Text excerpt
"""

'I'd have wanted to kill a few of them last night'
Keane annoyed by lethargic Belarus defeat
If the story of Tuesday night was the anxiety and tension that surrounded the paring down of Ireland's Euro 2016 squad, it's clear that Roy Keane was experiencing different emotions.
This trip to Cork was a homecoming of sorts for the Ireland assistant, whose name was chanted by the Turner's Cross crowd during the slightly sheepish lap of honour which followed a disappointing 2-1 defeat to Belarus.
The assistant manager did have sympathy with some of the individuals that were subsequently shown the door. He doesn't know of anybody with a bad word to say about David Forde and admitted there was a cruel aspect to his departure. Eunan O'Kane was referenced as a player that might have a future.
Darron Gibson? In polite terms, his former Manchester United colleague indicated that the Derry man really should have gone out on loan.
But as he landed at the Radisson Blu Hotel after training at the nearby Fota Island resort, it was clear that Keane was there to send a message to some players who did make the plane. His disgust with the performance in the Belarus non-event was thinly disguised.
In trademark fashion, he precisely fired the bullets. "I'd have wanted to kill a few of them last night," he quipped.
Aiden McGeady, an old sparring partner, might well have been on top of the list.
"I think he can play a lot better but maybe that's the story of Aiden's career," he said.
A question about Jeff Hendrick's and Daryl Murphy's lack of match sharpness was intercepted before it could be completed.
"You could tell," he said. "The two players you've mentioned have got to up the ante. Sometimes we fall into it and make excuses for players that they've not played football.
"They're still training, they still have to control the ball and run. You can forgive match sharpness but you've got to get yourself in good shape and prepare properly. You're playing international football. Control the bloody ball. Pass it and move to your mates. And if you lose it, run back like you care."
Later on, a discussion about Murphy revealed that Keane was willing to cut the Ipswich player some slack as he continues his search for a breakthrough international goal.
"I don't think he was getting service, particularly in the first half," he explained. "People were giving him passes and you're thinking, 'Listen, would you like that sort of pass? In the neck with three fellas around you.' But Murph's gotta make something happen."
The lingering sense was that the midfielders - unsurprisingly enough given his background - were the target for his public dressing down along with misfiring wide man McGeady.

"""

To-do list
a. In the article on Keane and the Belarus defeat, what is the passage starting at "The assistant manager" and ending at "of the list."? Repeat it word for word.
b. In the listing, take the lines starting at the one containing "tick-mark-icon (66, 266, 98, 272)" and ending at the one containing "lane-label: Rat brain (465, 62, 559, 162)", and swap "dust-speck" for "dust-particle" wherever it appears. Give back only those lines, otherwise unchanged.

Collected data
"""

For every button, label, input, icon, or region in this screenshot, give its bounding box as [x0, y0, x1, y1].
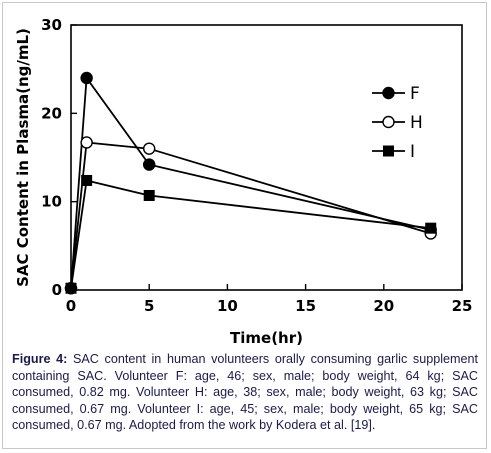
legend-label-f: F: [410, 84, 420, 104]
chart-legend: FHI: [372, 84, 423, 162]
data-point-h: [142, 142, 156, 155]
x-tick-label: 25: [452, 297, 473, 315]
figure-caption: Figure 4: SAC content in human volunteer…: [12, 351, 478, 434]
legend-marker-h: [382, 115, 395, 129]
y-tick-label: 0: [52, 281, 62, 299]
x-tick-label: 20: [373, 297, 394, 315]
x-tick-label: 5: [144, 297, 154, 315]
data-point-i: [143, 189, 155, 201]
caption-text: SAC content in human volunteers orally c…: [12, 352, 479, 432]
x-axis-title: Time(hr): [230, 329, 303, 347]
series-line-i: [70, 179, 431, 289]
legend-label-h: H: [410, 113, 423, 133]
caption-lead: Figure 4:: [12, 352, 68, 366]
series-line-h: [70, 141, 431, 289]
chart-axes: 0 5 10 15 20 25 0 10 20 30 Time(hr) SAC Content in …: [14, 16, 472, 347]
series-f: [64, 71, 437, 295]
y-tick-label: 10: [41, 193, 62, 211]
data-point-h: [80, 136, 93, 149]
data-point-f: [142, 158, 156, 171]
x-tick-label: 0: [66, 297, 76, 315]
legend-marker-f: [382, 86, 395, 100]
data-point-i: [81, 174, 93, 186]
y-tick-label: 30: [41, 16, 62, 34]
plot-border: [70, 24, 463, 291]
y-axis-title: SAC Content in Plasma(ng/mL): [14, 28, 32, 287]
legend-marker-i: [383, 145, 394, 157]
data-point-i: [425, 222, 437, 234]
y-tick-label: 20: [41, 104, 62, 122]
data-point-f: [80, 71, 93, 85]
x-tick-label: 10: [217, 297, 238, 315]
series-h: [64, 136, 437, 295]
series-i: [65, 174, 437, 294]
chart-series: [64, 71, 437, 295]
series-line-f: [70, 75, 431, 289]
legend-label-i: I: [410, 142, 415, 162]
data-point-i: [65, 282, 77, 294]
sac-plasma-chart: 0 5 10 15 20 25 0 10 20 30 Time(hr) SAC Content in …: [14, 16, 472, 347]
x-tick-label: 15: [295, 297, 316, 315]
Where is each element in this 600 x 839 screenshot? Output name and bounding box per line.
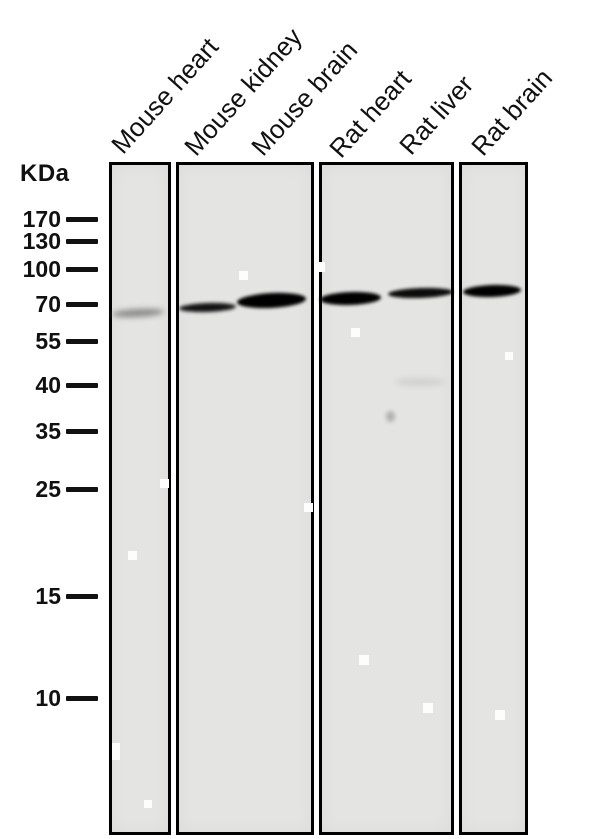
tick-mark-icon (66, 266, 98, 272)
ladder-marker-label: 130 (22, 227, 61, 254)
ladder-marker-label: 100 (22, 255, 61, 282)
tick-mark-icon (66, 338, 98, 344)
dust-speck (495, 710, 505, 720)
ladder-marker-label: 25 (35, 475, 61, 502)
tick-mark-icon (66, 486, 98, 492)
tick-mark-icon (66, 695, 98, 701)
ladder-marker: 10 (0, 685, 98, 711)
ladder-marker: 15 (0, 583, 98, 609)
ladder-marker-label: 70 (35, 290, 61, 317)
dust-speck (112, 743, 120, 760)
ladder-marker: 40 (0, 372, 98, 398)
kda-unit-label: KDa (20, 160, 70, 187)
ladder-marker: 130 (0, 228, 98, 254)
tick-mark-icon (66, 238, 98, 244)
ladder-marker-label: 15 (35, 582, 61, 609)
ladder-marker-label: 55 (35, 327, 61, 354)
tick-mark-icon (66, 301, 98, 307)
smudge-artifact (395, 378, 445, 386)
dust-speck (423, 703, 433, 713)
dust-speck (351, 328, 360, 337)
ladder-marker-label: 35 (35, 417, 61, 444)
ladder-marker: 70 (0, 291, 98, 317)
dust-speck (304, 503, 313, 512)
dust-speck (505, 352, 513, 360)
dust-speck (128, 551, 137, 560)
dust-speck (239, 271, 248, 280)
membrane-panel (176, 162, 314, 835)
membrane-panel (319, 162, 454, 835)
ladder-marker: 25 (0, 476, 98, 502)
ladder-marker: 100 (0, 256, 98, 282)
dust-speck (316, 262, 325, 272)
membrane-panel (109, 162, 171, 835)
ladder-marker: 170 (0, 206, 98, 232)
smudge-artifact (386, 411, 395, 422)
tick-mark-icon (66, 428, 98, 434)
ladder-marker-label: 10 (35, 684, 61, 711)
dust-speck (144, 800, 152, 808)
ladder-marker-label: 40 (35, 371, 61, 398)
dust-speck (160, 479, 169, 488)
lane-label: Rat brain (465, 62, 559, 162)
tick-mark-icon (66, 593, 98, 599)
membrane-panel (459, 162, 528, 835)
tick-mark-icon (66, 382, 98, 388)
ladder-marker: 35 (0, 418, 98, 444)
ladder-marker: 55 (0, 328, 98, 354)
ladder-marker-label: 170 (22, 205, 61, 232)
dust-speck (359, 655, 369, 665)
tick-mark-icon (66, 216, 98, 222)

"""

Results
a.
The assistant manager did have sympathy with some of the individuals that were subsequently shown the door. He doesn't know of anybody with a bad word to say about David Forde and admitted there was a cruel aspect to his departure. Eunan O'Kane was referenced as a player that might have a future.
Darron Gibson? In polite terms, his former Manchester United colleague indicated that the Derry man really should have gone out on loan.
But as he landed at the Radisson Blu Hotel after training at the nearby Fota Island resort, it was clear that Keane was there to send a message to some players who did make the plane. His disgust with the performance in the Belarus non-event was thinly disguised.
In trademark fashion, he precisely fired the bullets. "I'd have wanted to kill a few of them last night," he quipped.
Aiden McGeady, an old sparring partner, might well have been on top of the list.

b.
tick-mark-icon (66, 266, 98, 272)
ladder-marker-label: 130 (22, 227, 61, 254)
ladder-marker-label: 100 (22, 255, 61, 282)
tick-mark-icon (66, 338, 98, 344)
dust-particle (495, 710, 505, 720)
ladder-marker-label: 25 (35, 475, 61, 502)
tick-mark-icon (66, 486, 98, 492)
tick-mark-icon (66, 695, 98, 701)
ladder-marker: 10 (0, 685, 98, 711)
ladder-marker: 15 (0, 583, 98, 609)
ladder-marker-label: 70 (35, 290, 61, 317)
dust-particle (112, 743, 120, 760)
ladder-marker: 40 (0, 372, 98, 398)
kda-unit-label: KDa (20, 160, 70, 187)
ladder-marker: 130 (0, 228, 98, 254)
tick-mark-icon (66, 238, 98, 244)
ladder-marker-label: 15 (35, 582, 61, 609)
ladder-marker-label: 55 (35, 327, 61, 354)
tick-mark-icon (66, 301, 98, 307)
smudge-artifact (395, 378, 445, 386)
dust-particle (423, 703, 433, 713)
dust-particle (351, 328, 360, 337)
ladder-marker-label: 35 (35, 417, 61, 444)
ladder-marker: 70 (0, 291, 98, 317)
dust-particle (304, 503, 313, 512)
dust-particle (505, 352, 513, 360)
dust-particle (128, 551, 137, 560)
dust-particle (239, 271, 248, 280)
membrane-panel (176, 162, 314, 835)
membrane-panel (319, 162, 454, 835)
ladder-marker: 25 (0, 476, 98, 502)
ladder-marker: 100 (0, 256, 98, 282)
dust-particle (316, 262, 325, 272)
membrane-panel (109, 162, 171, 835)
ladder-marker: 170 (0, 206, 98, 232)
smudge-artifact (386, 411, 395, 422)
tick-mark-icon (66, 428, 98, 434)
ladder-marker-label: 10 (35, 684, 61, 711)
dust-particle (144, 800, 152, 808)
ladder-marker-label: 40 (35, 371, 61, 398)
dust-particle (160, 479, 169, 488)
lane-label: Rat brain (465, 62, 559, 162)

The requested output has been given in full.